Items listed in a dataset:
---
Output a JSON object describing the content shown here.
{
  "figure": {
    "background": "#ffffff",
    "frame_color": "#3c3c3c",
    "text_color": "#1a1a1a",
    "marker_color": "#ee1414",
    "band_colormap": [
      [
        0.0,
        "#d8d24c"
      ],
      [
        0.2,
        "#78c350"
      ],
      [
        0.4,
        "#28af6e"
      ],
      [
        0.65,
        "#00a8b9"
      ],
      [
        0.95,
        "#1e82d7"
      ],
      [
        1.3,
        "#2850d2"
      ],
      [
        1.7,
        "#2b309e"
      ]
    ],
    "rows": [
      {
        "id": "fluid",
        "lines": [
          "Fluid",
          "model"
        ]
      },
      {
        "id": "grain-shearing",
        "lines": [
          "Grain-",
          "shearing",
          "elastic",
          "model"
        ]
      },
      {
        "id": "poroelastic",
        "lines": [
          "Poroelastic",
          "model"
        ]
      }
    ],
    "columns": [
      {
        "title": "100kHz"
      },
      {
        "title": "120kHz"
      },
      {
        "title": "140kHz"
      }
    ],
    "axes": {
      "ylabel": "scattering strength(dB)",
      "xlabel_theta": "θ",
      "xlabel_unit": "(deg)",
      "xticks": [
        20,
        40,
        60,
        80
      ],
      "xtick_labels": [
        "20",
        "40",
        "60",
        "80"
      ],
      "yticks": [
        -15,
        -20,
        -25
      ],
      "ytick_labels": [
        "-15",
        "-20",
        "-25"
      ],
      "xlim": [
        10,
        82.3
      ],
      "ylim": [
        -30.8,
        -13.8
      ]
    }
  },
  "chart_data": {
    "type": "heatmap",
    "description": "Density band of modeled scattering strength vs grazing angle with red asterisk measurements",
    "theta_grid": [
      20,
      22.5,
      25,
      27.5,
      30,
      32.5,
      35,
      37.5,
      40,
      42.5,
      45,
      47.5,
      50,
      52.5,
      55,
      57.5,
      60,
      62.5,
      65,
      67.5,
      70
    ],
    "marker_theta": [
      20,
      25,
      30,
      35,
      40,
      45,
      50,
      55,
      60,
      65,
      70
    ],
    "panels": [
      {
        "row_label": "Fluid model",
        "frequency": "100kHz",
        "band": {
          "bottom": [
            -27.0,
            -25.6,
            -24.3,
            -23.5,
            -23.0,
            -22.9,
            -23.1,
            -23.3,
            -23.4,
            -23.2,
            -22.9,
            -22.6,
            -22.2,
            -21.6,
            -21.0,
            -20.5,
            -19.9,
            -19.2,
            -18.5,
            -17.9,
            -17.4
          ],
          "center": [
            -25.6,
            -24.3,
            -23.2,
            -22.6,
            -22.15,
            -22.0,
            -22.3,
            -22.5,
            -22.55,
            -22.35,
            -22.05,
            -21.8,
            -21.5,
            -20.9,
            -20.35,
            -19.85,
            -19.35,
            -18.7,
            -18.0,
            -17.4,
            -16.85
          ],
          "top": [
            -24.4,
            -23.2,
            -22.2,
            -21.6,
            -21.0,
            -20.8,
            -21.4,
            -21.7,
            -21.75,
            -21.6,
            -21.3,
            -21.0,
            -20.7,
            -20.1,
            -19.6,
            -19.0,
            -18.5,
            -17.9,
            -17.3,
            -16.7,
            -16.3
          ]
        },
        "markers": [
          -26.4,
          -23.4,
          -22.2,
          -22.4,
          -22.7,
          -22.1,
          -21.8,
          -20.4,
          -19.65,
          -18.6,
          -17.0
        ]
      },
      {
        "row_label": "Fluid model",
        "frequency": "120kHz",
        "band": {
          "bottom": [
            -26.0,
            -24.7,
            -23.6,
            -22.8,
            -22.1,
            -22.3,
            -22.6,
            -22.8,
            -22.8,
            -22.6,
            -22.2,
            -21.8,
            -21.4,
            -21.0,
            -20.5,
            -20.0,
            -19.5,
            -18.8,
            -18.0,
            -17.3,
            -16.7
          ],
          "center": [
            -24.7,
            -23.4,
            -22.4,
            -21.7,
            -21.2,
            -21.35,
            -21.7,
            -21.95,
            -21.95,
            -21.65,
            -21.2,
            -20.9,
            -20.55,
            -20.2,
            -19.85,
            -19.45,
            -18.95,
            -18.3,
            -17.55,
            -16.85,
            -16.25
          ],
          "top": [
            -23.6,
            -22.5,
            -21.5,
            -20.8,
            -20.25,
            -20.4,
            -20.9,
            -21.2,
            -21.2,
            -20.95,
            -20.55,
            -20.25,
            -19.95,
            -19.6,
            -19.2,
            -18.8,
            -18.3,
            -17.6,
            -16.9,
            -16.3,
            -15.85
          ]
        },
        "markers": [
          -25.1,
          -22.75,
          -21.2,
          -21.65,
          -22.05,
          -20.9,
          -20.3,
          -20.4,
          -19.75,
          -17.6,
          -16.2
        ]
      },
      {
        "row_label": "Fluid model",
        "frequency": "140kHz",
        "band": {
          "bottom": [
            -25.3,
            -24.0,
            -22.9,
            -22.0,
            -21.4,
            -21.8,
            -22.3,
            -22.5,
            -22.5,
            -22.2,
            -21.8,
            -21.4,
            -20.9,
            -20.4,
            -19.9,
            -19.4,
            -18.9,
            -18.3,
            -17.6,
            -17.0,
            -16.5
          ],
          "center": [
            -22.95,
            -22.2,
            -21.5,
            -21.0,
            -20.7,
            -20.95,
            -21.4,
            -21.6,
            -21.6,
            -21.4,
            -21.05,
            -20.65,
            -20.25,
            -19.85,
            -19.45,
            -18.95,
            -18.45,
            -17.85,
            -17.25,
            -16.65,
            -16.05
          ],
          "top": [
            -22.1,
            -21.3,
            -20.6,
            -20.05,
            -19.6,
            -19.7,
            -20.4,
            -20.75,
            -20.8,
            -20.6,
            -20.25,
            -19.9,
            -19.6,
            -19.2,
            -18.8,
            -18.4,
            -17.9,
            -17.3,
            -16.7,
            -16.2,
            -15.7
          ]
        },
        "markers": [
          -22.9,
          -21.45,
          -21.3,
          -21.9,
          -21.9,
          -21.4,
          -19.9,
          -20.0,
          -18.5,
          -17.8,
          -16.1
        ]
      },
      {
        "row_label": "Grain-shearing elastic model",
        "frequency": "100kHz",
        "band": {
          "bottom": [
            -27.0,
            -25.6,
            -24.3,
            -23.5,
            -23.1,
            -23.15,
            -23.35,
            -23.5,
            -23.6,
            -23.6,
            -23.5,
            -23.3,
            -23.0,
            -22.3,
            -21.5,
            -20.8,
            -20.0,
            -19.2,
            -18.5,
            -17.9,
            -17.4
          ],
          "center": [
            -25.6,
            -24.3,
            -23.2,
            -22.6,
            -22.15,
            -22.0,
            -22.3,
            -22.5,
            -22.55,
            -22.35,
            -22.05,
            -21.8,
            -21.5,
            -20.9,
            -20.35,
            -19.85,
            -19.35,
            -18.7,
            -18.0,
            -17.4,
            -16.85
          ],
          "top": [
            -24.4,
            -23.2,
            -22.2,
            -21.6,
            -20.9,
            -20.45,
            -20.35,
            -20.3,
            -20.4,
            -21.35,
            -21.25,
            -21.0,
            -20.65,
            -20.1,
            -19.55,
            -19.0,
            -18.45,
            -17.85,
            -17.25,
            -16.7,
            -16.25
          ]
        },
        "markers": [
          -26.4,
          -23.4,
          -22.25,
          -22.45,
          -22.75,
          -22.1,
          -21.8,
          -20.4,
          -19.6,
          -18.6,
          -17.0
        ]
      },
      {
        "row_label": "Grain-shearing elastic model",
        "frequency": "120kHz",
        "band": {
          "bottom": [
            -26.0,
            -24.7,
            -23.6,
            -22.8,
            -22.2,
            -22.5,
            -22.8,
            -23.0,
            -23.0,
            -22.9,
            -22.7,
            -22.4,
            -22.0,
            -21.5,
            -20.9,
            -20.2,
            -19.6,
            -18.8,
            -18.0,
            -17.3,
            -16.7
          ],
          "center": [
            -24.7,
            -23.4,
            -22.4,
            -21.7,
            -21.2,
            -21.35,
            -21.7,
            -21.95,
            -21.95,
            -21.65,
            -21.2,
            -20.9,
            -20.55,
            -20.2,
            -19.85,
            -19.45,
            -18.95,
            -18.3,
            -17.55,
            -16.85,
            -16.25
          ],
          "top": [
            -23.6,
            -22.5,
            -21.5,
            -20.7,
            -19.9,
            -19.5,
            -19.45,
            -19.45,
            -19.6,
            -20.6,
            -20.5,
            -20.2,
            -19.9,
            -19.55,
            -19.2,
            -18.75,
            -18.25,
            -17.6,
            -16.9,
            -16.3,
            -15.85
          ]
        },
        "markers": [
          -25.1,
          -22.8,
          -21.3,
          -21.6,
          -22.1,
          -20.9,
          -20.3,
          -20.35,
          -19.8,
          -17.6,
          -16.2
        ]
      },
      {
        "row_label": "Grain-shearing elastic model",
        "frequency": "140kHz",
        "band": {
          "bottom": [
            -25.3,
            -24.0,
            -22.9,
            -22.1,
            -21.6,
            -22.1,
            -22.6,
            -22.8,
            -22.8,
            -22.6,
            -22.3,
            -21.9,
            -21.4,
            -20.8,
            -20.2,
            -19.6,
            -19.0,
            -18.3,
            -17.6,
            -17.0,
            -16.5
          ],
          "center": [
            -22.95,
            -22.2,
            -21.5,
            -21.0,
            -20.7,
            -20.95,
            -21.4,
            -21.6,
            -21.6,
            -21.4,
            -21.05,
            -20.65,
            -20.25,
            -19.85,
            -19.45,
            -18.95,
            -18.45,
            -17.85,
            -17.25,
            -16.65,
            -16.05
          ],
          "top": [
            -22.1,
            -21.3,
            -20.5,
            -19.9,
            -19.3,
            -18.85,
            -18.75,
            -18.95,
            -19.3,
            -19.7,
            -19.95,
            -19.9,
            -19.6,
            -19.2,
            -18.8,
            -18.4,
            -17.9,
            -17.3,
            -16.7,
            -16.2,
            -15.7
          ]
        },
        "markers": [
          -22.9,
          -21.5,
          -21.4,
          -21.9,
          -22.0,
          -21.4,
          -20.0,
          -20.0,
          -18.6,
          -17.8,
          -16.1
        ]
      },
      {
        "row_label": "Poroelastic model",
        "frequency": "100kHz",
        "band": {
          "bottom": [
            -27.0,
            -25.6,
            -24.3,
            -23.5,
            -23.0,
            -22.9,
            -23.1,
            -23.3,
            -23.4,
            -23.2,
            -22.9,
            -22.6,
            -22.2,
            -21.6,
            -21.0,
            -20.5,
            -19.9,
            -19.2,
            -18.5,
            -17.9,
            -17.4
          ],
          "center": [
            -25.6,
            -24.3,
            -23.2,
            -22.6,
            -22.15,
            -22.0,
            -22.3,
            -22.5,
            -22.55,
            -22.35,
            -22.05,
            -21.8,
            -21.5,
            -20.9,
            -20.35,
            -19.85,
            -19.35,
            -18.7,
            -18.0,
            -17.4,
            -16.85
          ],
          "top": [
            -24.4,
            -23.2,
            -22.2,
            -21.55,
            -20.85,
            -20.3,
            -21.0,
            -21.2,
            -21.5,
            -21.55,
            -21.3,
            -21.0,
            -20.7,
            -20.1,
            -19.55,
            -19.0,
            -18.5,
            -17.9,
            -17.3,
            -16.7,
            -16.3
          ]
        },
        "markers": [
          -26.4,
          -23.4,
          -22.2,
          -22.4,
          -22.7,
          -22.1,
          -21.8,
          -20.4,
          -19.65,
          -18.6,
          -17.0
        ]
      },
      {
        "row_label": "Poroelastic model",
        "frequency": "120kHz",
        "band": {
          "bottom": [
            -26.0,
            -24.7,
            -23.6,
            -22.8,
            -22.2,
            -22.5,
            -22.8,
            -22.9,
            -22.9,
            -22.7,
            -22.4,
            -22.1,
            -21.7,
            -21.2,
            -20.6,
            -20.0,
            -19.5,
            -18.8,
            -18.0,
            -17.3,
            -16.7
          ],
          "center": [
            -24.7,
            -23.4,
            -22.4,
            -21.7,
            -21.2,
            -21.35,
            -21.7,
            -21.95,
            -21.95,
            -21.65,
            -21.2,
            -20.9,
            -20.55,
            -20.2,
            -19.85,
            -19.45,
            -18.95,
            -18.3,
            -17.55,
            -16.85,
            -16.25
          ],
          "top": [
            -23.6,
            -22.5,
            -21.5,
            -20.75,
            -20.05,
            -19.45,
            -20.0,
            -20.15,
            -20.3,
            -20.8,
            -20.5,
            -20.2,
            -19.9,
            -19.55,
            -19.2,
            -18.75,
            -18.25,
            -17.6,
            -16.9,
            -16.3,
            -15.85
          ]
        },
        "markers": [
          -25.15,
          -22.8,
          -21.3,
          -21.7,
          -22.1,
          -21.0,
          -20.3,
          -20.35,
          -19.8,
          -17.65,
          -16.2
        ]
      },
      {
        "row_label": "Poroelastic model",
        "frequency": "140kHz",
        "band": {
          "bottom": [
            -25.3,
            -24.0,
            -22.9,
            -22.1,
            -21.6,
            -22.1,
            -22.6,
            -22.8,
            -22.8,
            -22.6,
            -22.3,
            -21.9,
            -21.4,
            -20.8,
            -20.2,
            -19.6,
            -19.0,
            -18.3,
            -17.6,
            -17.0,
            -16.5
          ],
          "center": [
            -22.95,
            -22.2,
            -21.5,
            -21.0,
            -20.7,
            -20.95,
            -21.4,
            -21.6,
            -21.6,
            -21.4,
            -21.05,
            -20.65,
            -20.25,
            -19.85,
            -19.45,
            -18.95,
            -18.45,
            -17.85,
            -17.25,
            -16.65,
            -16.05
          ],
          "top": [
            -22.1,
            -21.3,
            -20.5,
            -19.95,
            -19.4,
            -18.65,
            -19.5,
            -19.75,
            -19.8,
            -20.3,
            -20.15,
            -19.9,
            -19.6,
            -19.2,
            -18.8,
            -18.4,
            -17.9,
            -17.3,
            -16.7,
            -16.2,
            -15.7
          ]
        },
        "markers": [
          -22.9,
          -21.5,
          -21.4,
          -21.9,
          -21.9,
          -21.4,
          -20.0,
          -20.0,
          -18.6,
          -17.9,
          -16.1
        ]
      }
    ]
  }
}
---
■ WRITTEN PROBLEM
Gather every line containing the word "scattering" and copy it.

■ EXERCISE RESPONSE
      "ylabel": "scattering strength(dB)",
    "description": "Density band of modeled scattering strength vs grazing angle with red asterisk measurements",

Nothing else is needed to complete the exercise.